What you should do: Pick out each line in these entries that contains the string "xlabel".

(Entries with figure data)
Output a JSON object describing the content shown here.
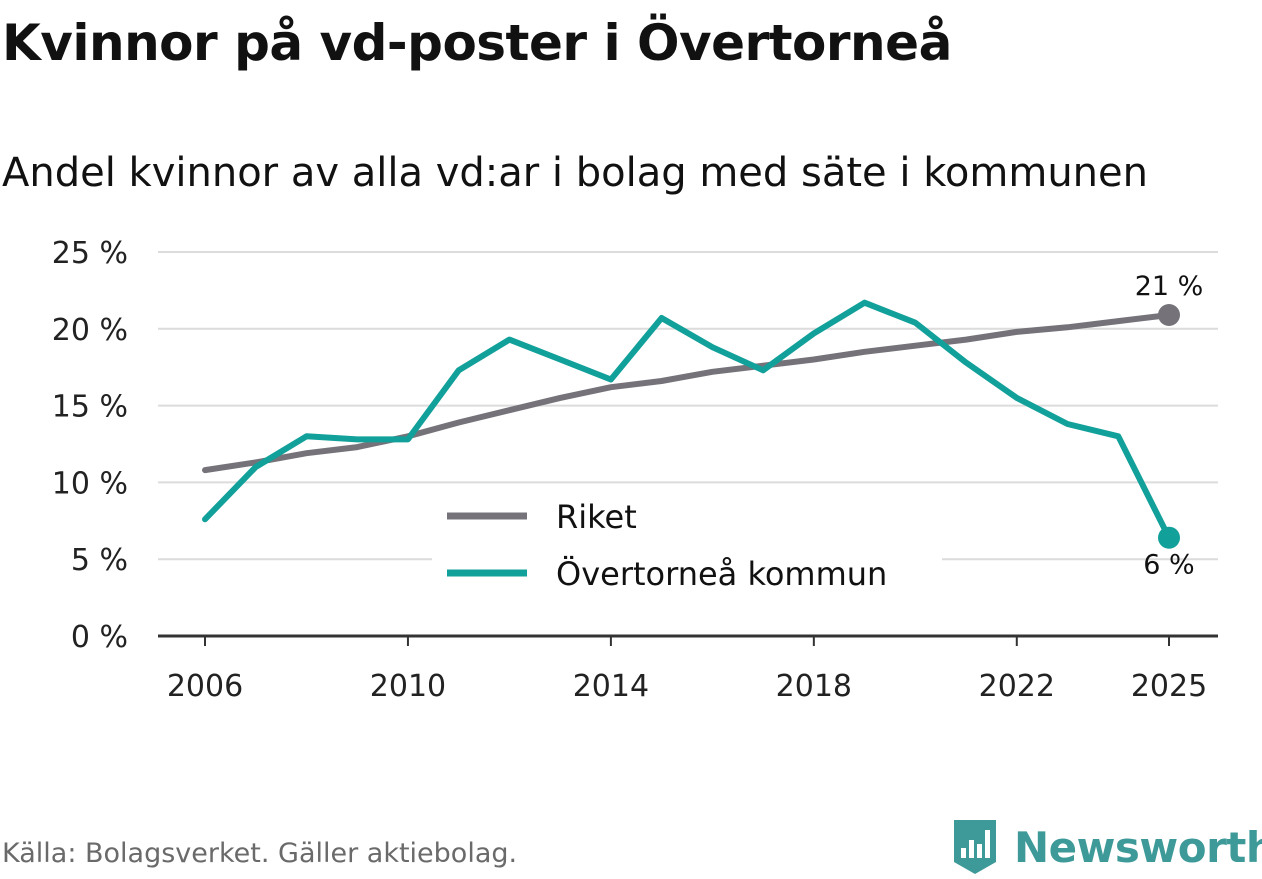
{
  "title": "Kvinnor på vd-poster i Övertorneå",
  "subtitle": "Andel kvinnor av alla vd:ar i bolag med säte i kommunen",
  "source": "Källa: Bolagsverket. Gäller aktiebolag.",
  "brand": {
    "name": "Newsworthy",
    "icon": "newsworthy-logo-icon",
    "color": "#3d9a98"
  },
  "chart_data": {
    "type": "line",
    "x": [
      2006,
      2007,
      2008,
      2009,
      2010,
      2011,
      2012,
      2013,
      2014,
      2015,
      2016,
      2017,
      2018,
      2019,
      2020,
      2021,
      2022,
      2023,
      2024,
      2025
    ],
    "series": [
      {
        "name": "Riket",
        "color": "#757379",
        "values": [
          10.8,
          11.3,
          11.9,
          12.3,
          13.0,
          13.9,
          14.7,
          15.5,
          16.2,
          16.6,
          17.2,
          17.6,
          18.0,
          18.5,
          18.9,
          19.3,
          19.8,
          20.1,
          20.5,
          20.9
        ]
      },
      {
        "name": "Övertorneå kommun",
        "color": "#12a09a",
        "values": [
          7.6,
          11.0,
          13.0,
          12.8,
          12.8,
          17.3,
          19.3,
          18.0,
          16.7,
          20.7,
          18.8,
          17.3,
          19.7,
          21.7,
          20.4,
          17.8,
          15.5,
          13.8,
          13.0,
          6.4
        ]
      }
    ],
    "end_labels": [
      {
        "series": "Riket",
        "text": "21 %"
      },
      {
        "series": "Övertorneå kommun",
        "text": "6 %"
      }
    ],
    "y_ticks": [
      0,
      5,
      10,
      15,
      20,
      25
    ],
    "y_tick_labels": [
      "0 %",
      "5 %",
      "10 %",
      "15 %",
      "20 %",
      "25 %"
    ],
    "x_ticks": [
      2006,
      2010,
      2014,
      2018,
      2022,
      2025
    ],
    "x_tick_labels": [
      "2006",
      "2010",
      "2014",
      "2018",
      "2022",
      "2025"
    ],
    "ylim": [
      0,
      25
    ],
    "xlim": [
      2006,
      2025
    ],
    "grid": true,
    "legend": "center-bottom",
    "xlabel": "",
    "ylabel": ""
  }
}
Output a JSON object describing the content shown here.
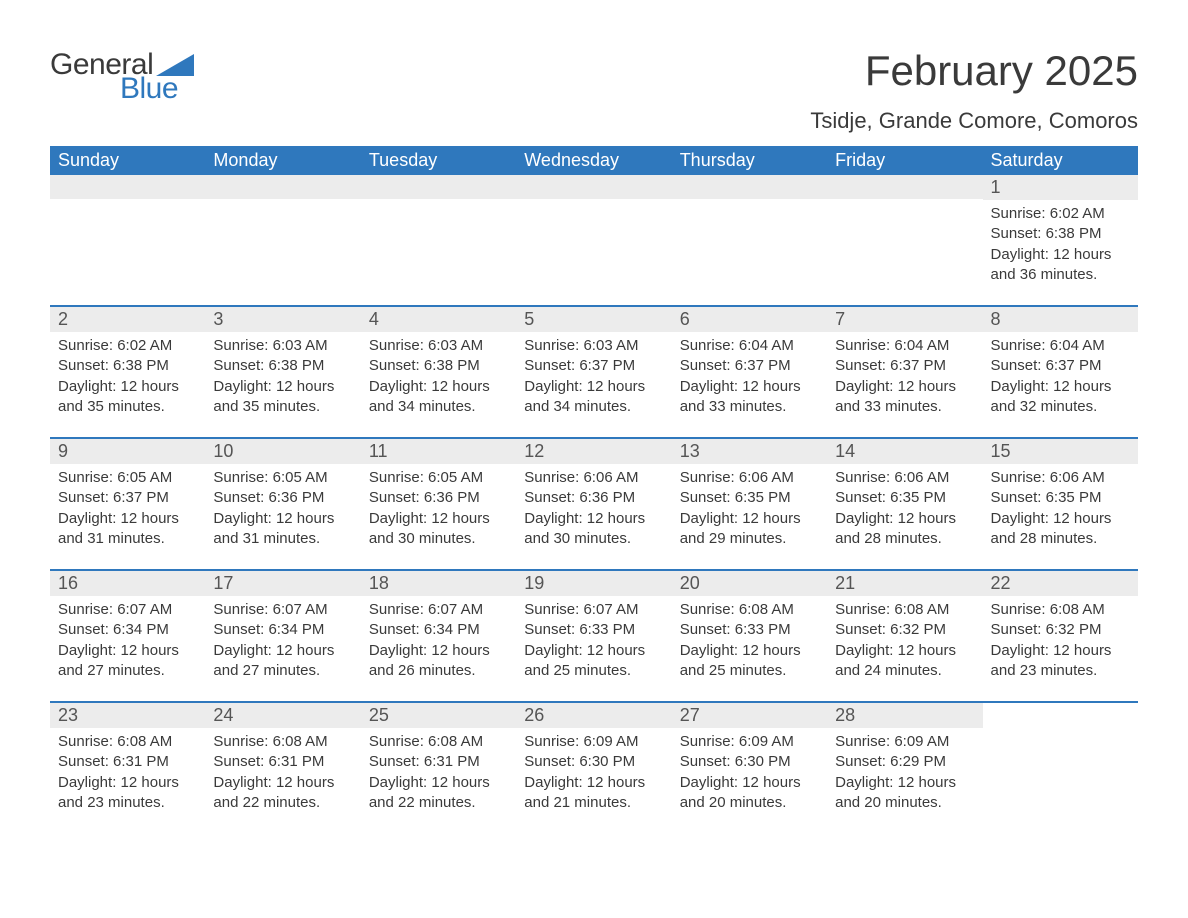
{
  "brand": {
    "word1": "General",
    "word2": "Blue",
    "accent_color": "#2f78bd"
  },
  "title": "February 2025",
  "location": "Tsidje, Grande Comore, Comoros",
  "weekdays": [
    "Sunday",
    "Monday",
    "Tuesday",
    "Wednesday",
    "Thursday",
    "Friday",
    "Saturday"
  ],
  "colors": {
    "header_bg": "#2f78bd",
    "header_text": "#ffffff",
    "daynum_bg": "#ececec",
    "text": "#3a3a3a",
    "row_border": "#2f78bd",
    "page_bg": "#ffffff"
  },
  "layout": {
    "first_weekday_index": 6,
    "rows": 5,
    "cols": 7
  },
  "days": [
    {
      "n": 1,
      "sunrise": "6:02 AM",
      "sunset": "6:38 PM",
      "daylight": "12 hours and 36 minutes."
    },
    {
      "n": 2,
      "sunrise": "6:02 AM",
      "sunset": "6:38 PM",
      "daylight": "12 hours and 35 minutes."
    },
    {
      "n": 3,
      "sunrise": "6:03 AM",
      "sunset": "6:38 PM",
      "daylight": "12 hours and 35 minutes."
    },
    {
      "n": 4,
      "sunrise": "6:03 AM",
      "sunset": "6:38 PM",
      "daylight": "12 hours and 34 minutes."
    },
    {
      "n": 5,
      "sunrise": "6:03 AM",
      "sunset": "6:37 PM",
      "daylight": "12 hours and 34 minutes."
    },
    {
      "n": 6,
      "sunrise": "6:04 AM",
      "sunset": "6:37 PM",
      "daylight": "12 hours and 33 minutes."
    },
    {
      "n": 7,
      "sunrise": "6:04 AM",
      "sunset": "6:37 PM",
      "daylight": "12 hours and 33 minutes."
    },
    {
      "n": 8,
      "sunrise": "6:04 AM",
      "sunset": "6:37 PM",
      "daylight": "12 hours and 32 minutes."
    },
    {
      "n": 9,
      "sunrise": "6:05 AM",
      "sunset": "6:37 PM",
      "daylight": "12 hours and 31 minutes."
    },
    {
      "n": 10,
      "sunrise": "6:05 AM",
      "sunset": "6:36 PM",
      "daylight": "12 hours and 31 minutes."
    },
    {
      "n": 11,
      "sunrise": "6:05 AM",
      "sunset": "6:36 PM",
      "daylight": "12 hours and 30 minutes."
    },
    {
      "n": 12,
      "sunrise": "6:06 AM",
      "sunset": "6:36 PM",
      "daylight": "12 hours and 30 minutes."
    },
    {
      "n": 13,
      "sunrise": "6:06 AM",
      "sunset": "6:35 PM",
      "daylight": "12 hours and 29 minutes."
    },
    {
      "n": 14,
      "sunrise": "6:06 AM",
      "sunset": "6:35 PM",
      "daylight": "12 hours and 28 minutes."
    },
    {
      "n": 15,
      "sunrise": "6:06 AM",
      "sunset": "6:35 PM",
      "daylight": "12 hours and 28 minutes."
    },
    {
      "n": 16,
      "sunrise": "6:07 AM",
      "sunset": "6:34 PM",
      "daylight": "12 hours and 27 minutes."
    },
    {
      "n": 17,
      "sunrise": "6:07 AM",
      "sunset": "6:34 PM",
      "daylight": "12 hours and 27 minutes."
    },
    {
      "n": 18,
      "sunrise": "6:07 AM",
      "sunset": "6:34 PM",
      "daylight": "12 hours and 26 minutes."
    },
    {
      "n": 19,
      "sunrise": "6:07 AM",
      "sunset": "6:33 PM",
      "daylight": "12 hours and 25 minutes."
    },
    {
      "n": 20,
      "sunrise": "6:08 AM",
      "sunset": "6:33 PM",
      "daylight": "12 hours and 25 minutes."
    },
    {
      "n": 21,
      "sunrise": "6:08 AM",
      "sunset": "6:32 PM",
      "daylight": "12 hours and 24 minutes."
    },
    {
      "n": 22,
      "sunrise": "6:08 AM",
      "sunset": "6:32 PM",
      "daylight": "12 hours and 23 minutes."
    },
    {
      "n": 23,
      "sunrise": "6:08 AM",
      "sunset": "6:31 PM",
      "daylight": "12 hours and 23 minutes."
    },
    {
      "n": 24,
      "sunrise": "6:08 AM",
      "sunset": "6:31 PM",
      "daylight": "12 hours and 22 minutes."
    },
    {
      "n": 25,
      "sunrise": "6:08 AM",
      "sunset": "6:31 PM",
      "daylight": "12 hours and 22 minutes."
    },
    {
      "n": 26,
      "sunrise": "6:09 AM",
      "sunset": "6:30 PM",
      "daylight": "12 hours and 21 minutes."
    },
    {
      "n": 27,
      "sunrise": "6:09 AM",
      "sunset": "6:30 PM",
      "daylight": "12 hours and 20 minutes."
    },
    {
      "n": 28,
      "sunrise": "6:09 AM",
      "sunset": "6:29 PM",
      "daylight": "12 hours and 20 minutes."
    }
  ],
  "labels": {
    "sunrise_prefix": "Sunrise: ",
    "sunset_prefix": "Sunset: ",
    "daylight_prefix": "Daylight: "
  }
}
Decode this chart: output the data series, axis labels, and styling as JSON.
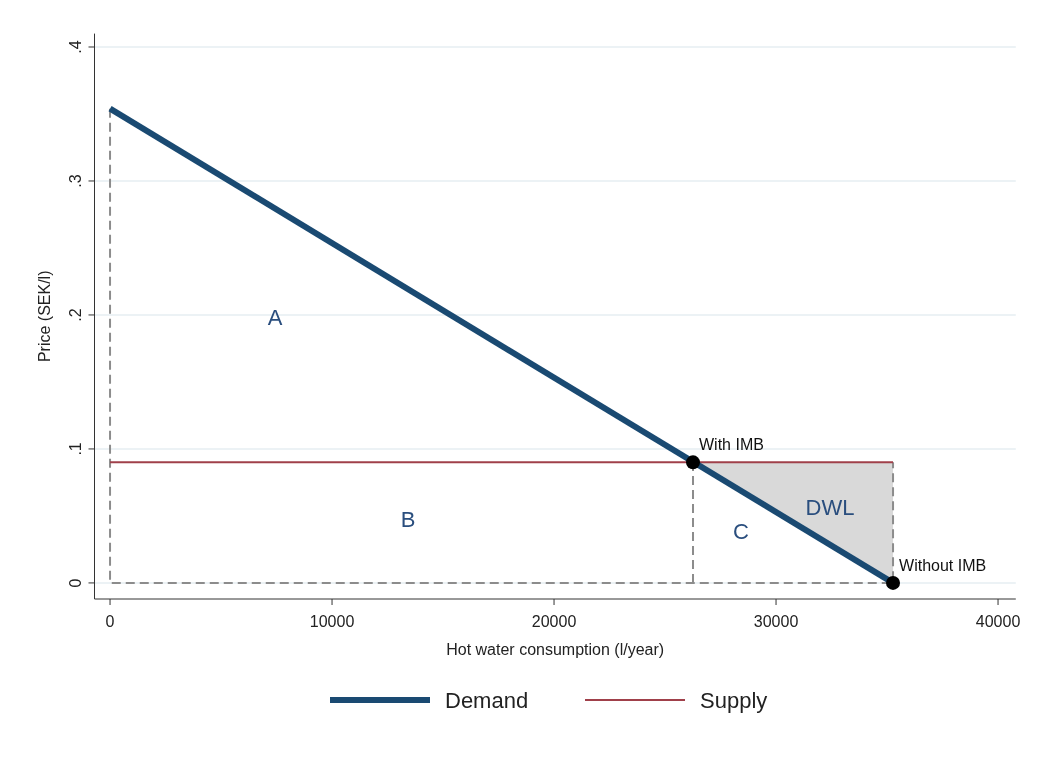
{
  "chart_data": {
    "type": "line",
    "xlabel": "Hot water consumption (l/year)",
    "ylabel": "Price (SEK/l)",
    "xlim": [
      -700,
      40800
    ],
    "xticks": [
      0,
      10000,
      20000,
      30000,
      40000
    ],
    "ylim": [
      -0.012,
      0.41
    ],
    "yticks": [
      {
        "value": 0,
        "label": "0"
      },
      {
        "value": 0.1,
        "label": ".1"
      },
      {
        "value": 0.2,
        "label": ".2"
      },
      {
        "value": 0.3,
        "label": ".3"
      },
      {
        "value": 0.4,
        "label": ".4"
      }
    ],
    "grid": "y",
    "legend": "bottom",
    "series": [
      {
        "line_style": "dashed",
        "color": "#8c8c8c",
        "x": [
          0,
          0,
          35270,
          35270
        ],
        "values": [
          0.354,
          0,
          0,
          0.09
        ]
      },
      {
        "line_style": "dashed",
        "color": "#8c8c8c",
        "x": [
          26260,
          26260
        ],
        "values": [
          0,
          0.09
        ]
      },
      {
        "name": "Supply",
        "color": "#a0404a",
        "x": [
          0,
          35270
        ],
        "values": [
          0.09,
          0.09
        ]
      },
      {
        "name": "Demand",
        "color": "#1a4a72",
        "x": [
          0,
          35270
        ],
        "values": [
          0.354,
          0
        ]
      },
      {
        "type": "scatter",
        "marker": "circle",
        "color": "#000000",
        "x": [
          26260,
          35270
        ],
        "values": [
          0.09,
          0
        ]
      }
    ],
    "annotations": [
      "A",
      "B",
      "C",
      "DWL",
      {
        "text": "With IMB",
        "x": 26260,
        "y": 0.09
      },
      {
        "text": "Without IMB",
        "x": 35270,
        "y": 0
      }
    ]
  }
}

Final result:
    "xlabel": "",
    "xlabel": "Hot water consumption (l/year)",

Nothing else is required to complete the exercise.